▶ REQUIREMENT:
Copy each line of the records that contains the word "Legibility".

▶ DATASET EXTRACT:
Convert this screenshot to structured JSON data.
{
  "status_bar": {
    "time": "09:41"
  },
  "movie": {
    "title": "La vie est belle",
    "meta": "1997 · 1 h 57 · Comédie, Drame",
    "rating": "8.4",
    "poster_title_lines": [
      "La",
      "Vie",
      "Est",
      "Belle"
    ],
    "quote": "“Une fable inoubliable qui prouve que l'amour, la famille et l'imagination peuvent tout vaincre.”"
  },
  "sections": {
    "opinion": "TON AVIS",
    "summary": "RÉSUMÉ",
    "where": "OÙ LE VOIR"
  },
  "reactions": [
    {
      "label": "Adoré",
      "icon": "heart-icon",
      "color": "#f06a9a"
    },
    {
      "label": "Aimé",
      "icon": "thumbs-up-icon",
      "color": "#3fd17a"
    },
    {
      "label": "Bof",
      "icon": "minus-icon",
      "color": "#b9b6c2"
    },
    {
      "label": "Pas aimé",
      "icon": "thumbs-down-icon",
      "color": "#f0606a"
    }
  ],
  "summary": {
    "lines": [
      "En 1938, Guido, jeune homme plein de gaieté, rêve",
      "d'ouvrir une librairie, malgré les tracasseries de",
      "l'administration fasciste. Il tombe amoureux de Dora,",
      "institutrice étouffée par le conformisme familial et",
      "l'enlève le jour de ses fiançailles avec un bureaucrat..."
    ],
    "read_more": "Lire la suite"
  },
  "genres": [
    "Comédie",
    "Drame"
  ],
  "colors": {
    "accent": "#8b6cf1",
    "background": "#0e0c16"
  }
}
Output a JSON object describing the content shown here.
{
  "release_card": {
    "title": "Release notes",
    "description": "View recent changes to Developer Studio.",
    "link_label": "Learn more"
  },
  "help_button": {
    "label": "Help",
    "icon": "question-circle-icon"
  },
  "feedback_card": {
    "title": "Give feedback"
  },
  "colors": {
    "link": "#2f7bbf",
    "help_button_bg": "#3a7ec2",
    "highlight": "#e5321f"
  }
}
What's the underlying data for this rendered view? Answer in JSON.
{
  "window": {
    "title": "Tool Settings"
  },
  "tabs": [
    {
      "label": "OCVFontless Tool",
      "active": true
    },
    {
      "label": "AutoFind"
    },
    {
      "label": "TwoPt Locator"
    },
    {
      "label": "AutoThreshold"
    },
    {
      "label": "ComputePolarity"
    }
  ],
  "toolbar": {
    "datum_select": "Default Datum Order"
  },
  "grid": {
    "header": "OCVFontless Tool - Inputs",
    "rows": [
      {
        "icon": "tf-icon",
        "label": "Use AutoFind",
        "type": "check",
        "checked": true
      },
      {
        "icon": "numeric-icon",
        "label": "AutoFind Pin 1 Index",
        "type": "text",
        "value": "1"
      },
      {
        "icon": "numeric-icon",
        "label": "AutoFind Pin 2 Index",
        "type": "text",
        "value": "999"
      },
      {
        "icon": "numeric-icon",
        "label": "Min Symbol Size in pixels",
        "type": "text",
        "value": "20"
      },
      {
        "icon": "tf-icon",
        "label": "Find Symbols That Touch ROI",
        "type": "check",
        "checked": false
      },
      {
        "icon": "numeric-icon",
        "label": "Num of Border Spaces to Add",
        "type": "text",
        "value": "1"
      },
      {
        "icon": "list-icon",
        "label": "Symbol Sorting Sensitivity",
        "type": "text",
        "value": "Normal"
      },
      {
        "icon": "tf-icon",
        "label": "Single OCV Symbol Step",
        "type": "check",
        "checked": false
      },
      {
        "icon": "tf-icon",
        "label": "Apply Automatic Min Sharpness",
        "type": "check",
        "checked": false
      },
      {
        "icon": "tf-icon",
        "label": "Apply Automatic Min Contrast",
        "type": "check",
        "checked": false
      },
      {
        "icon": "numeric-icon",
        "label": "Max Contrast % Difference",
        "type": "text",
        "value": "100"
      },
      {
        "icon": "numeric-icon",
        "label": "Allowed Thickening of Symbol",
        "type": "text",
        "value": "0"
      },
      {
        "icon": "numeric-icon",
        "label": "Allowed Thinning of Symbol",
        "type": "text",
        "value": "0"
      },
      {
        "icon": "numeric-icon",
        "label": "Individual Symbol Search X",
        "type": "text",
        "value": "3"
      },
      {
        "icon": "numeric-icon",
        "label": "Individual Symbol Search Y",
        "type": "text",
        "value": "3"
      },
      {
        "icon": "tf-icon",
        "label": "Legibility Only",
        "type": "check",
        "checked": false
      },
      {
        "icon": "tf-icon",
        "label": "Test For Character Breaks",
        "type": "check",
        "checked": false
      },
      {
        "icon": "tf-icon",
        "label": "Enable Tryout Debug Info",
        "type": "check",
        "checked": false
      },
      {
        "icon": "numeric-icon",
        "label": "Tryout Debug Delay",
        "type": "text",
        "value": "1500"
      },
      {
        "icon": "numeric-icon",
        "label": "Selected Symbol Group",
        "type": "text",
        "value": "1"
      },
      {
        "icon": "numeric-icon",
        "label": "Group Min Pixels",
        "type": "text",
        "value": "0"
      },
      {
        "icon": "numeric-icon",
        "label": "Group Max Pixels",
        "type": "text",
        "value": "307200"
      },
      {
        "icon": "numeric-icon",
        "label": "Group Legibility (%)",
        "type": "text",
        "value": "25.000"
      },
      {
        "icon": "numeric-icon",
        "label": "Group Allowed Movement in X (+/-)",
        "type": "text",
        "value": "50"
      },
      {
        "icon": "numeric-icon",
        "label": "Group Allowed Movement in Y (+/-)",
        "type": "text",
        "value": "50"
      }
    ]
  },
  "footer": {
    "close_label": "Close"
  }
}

▶ ANSWER FOR THIS EXERCISE:
        "label": "Legibility Only",
        "label": "Group Legibility (%)",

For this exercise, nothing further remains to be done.